PROBLEM TO SOLVE | Take every line from the material that has the word "title" in it.

## Begin MATERIAL FOR THIS TASK

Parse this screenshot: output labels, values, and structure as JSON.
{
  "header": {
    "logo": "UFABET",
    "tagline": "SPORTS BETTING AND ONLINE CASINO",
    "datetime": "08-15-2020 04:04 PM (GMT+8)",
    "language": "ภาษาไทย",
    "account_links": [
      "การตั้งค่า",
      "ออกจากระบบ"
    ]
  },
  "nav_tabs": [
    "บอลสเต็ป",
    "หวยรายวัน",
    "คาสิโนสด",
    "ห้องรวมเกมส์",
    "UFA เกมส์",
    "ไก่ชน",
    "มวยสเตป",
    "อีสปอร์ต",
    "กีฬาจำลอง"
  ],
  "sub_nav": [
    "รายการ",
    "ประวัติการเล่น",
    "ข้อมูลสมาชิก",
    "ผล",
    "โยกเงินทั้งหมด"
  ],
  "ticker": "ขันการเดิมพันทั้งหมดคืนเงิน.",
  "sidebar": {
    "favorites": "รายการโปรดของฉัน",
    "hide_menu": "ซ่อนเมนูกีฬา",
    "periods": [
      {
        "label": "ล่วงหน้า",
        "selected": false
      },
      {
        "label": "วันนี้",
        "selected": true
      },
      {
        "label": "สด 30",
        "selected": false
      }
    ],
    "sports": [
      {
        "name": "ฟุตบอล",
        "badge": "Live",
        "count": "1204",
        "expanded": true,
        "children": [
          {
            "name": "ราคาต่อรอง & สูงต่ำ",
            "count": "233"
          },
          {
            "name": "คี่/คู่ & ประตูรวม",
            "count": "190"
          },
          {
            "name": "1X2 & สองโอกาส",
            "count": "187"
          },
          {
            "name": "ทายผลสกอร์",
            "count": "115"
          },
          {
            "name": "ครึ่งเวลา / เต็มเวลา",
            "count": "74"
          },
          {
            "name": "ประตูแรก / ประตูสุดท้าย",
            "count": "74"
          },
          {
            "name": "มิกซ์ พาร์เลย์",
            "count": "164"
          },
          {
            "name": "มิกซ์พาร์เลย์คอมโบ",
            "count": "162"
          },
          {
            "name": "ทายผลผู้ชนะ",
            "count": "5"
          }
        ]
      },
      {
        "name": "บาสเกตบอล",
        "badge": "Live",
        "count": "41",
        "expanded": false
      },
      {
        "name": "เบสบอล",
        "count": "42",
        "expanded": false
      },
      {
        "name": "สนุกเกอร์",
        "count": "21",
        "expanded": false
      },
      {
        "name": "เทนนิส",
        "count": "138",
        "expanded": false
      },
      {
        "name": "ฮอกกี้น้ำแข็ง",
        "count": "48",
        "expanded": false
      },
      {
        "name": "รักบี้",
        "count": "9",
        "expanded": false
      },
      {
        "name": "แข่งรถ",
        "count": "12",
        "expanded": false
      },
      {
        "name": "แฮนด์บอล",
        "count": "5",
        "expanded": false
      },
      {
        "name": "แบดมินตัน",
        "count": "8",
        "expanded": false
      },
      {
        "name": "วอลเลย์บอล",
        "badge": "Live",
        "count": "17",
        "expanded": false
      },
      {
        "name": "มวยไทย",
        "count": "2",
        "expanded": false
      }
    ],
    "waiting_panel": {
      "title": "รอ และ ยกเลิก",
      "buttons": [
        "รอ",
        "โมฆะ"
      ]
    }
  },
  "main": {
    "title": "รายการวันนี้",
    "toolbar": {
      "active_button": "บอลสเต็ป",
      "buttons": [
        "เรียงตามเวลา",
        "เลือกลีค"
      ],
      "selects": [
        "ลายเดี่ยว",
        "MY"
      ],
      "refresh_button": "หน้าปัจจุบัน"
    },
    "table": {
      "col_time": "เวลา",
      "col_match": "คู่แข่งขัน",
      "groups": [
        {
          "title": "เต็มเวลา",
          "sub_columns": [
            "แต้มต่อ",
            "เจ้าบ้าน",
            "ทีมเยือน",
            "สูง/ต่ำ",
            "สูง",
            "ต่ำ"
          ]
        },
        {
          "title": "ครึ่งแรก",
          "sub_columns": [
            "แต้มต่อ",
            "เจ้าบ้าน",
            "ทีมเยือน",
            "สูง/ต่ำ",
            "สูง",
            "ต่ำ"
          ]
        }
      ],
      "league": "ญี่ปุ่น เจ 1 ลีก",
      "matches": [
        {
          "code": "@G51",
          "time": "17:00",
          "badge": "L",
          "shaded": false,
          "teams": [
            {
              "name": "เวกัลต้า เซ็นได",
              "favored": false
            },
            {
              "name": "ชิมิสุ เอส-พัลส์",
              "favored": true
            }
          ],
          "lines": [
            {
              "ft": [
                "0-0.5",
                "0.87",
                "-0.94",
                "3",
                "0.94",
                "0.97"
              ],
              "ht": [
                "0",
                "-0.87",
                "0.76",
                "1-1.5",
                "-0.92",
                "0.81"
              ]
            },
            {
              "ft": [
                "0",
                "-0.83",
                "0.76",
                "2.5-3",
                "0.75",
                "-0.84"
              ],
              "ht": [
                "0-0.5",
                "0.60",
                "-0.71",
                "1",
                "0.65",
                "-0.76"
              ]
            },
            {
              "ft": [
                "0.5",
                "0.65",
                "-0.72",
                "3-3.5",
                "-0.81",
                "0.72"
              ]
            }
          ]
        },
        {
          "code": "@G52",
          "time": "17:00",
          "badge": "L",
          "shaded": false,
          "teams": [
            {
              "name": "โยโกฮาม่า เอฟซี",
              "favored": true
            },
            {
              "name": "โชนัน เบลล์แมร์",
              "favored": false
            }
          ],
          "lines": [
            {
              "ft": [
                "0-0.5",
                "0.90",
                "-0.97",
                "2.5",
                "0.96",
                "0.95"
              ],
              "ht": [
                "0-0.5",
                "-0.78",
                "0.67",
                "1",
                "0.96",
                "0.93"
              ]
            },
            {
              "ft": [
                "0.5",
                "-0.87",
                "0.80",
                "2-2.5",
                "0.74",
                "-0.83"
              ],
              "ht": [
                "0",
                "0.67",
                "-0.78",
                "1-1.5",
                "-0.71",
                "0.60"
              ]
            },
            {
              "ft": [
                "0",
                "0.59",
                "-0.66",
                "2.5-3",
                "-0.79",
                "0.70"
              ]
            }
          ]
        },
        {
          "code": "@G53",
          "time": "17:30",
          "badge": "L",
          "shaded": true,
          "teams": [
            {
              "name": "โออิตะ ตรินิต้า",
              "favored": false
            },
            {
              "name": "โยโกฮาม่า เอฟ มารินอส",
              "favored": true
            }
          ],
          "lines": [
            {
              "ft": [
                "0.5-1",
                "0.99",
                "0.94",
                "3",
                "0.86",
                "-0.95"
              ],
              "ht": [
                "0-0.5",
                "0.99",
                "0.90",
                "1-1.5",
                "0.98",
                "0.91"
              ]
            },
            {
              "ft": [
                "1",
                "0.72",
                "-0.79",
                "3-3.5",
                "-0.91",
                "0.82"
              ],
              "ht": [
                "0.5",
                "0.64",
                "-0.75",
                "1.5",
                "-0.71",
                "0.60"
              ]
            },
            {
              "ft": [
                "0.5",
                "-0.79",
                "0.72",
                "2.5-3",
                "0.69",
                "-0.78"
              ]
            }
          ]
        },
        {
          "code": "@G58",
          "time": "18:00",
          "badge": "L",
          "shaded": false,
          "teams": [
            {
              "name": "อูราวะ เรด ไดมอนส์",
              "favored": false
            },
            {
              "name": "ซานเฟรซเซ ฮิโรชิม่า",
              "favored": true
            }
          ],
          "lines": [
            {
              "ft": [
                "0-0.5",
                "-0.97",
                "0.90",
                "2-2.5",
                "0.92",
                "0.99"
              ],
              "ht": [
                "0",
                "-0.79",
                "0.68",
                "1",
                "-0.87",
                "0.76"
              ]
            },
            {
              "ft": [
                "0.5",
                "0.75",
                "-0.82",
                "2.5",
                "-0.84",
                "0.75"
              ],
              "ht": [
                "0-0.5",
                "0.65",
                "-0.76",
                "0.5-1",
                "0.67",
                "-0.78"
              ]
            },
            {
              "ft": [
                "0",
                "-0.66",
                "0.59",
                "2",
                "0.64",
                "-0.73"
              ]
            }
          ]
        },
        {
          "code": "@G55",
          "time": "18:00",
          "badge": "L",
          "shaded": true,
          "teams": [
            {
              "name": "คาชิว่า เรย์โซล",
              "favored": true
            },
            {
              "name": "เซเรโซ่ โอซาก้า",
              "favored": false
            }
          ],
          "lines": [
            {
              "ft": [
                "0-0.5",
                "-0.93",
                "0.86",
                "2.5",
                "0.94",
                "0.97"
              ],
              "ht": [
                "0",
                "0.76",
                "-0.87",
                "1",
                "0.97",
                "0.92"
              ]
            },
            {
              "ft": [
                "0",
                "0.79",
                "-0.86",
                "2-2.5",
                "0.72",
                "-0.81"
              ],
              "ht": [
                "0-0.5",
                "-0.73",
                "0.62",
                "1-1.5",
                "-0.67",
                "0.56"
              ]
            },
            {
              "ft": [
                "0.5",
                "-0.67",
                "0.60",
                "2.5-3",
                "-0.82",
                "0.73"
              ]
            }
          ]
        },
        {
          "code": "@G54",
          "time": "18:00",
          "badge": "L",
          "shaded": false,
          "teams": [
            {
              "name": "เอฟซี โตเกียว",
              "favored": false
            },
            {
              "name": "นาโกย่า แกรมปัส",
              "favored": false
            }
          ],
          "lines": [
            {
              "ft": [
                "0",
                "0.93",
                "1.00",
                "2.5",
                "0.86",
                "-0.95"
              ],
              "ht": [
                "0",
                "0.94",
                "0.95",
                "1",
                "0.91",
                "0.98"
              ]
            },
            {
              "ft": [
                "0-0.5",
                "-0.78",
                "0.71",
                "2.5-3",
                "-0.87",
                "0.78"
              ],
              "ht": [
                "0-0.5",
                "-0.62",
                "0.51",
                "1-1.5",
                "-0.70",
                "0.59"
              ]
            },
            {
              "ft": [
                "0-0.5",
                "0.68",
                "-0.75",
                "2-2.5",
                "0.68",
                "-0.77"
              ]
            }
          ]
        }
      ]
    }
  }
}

## End MATERIAL FOR THIS TASK

OUTPUT OF THE TASK |
      "title": "รอ และ ยกเลิก",
    "title": "รายการวันนี้",
          "title": "เต็มเวลา",
          "title": "ครึ่งแรก",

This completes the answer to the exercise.